* **Exercise directions**:
Make an exact copy of the records, dropping all pictures.

[Dataset records]
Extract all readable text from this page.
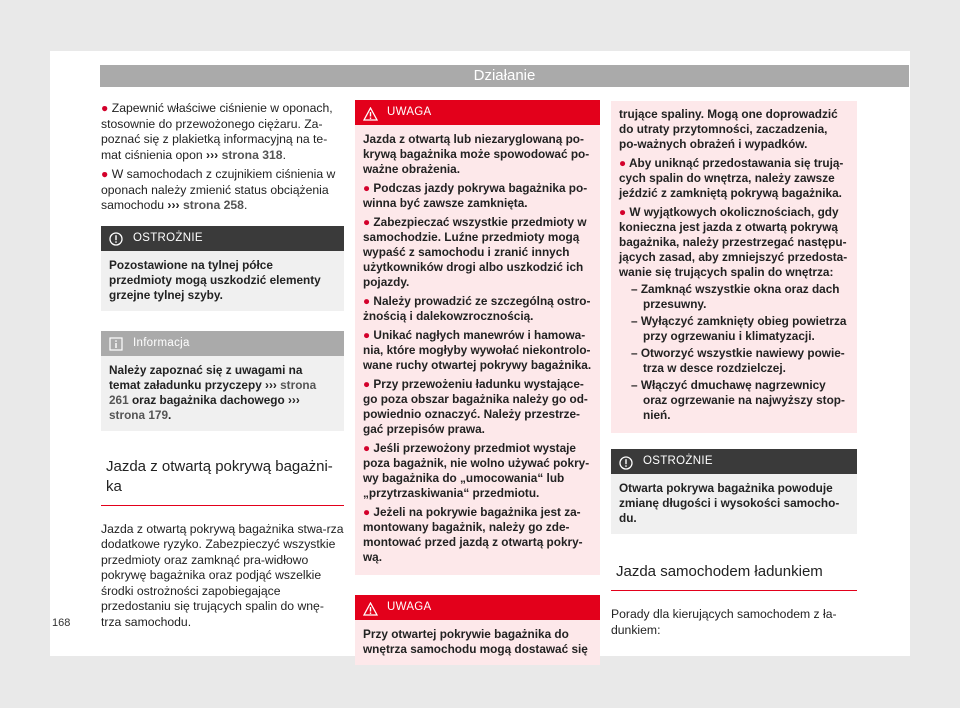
Działanie
● Zapewnić właściwe ciśnienie w oponach, stosownie do przewożonego ciężaru. Za-poznać się z plakietką informacyjną na te-mat ciśnienia opon ››› strona 318.
● W samochodach z czujnikiem ciśnienia w oponach należy zmienić status obciążenia samochodu ››› strona 258.
OSTROŻNIE
Pozostawione na tylnej półce przedmioty mogą uszkodzić elementy grzejne tylnej szyby.
Informacja
Należy zapoznać się z uwagami na temat załadunku przyczepy ››› strona 261 oraz bagażnika dachowego ››› strona 179.
Jazda z otwartą pokrywą bagażni-ka
Jazda z otwartą pokrywą bagażnika stwa-rza dodatkowe ryzyko. Zabezpieczyć wszystkie przedmioty oraz zamknąć pra-widłowo pokrywę bagażnika oraz podjąć wszelkie środki ostrożności zapobiegające przedostaniu się trujących spalin do wnę-trza samochodu.
UWAGA

Jazda z otwartą lub niezaryglowaną po-krywą bagażnika może spowodować po-ważne obrażenia.

● Podczas jazdy pokrywa bagażnika po-winna być zawsze zamknięta.

● Zabezpieczać wszystkie przedmioty w samochodzie. Luźne przedmioty mogą wypaść z samochodu i zranić innych użytkowników drogi albo uszkodzić ich pojazdy.

● Należy prowadzić ze szczególną ostro-żnością i dalekowzrocznością.

● Unikać nagłych manewrów i hamowa-nia, które mogłyby wywołać niekontrolo-wane ruchy otwartej pokrywy bagażnika.

● Przy przewożeniu ładunku wystające-go poza obszar bagażnika należy go od-powiednio oznaczyć. Należy przestrze-gać przepisów prawa.

● Jeśli przewożony przedmiot wystaje poza bagażnik, nie wolno używać pokry-wy bagażnika do „umocowania“ lub „przytrzaskiwania“ przedmiotu.

● Jeżeli na pokrywie bagażnika jest za-montowany bagażnik, należy go zde-montować przed jazdą z otwartą pokry-wą.

UWAGA
Przy otwartej pokrywie bagażnika do wnętrza samochodu mogą dostawać się

trujące spaliny. Mogą one doprowadzić do utraty przytomności, zaczadzenia, po-ważnych obrażeń i wypadków.

● Aby uniknąć przedostawania się trują-cych spalin do wnętrza, należy zawsze jeździć z zamkniętą pokrywą bagażnika.

● W wyjątkowych okolicznościach, gdy konieczna jest jazda z otwartą pokrywą bagażnika, należy przestrzegać następu-jących zasad, aby zmniejszyć przedosta-wanie się trujących spalin do wnętrza:

– Zamknąć wszystkie okna oraz dach przesuwny.
– Wyłączyć zamknięty obieg powietrza przy ogrzewaniu i klimatyzacji.
– Otworzyć wszystkie nawiewy powie-trza w desce rozdzielczej.
– Włączyć dmuchawę nagrzewnicy oraz ogrzewanie na najwyższy stop-nień.
OSTROŻNIE
Otwarta pokrywa bagażnika powoduje zmianę długości i wysokości samocho-du.
Jazda samochodem ładunkiem
Porady dla kierujących samochodem z ła-dunkiem:
168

* **Response to the exercise**:
Extract all readable text from this page.
Działanie
● Zapewnić właściwe ciśnienie w oponach, stosownie do przewożonego ciężaru. Za-poznać się z plakietką informacyjną na te-mat ciśnienia opon ››› strona 318.
● W samochodach z czujnikiem ciśnienia w oponach należy zmienić status obciążenia samochodu ››› strona 258.
OSTROŻNIE
Pozostawione na tylnej półce przedmioty mogą uszkodzić elementy grzejne tylnej szyby.
Informacja
Należy zapoznać się z uwagami na temat załadunku przyczepy ››› strona 261 oraz bagażnika dachowego ››› strona 179.
Jazda z otwartą pokrywą bagażni-ka
Jazda z otwartą pokrywą bagażnika stwa-rza dodatkowe ryzyko. Zabezpieczyć wszystkie przedmioty oraz zamknąć pra-widłowo pokrywę bagażnika oraz podjąć wszelkie środki ostrożności zapobiegające przedostaniu się trujących spalin do wnę-trza samochodu.
UWAGA

Jazda z otwartą lub niezaryglowaną po-krywą bagażnika może spowodować po-ważne obrażenia.

● Podczas jazdy pokrywa bagażnika po-winna być zawsze zamknięta.

● Zabezpieczać wszystkie przedmioty w samochodzie. Luźne przedmioty mogą wypaść z samochodu i zranić innych użytkowników drogi albo uszkodzić ich pojazdy.

● Należy prowadzić ze szczególną ostro-żnością i dalekowzrocznością.

● Unikać nagłych manewrów i hamowa-nia, które mogłyby wywołać niekontrolo-wane ruchy otwartej pokrywy bagażnika.

● Przy przewożeniu ładunku wystające-go poza obszar bagażnika należy go od-powiednio oznaczyć. Należy przestrze-gać przepisów prawa.

● Jeśli przewożony przedmiot wystaje poza bagażnik, nie wolno używać pokry-wy bagażnika do „umocowania“ lub „przytrzaskiwania“ przedmiotu.

● Jeżeli na pokrywie bagażnika jest za-montowany bagażnik, należy go zde-montować przed jazdą z otwartą pokry-wą.

UWAGA
Przy otwartej pokrywie bagażnika do wnętrza samochodu mogą dostawać się

trujące spaliny. Mogą one doprowadzić do utraty przytomności, zaczadzenia, po-ważnych obrażeń i wypadków.

● Aby uniknąć przedostawania się trują-cych spalin do wnętrza, należy zawsze jeździć z zamkniętą pokrywą bagażnika.

● W wyjątkowych okolicznościach, gdy konieczna jest jazda z otwartą pokrywą bagażnika, należy przestrzegać następu-jących zasad, aby zmniejszyć przedosta-wanie się trujących spalin do wnętrza:

– Zamknąć wszystkie okna oraz dach przesuwny.
– Wyłączyć zamknięty obieg powietrza przy ogrzewaniu i klimatyzacji.
– Otworzyć wszystkie nawiewy powie-trza w desce rozdzielczej.
– Włączyć dmuchawę nagrzewnicy oraz ogrzewanie na najwyższy stop-nień.
OSTROŻNIE
Otwarta pokrywa bagażnika powoduje zmianę długości i wysokości samocho-du.
Jazda samochodem ładunkiem
Porady dla kierujących samochodem z ła-dunkiem:
168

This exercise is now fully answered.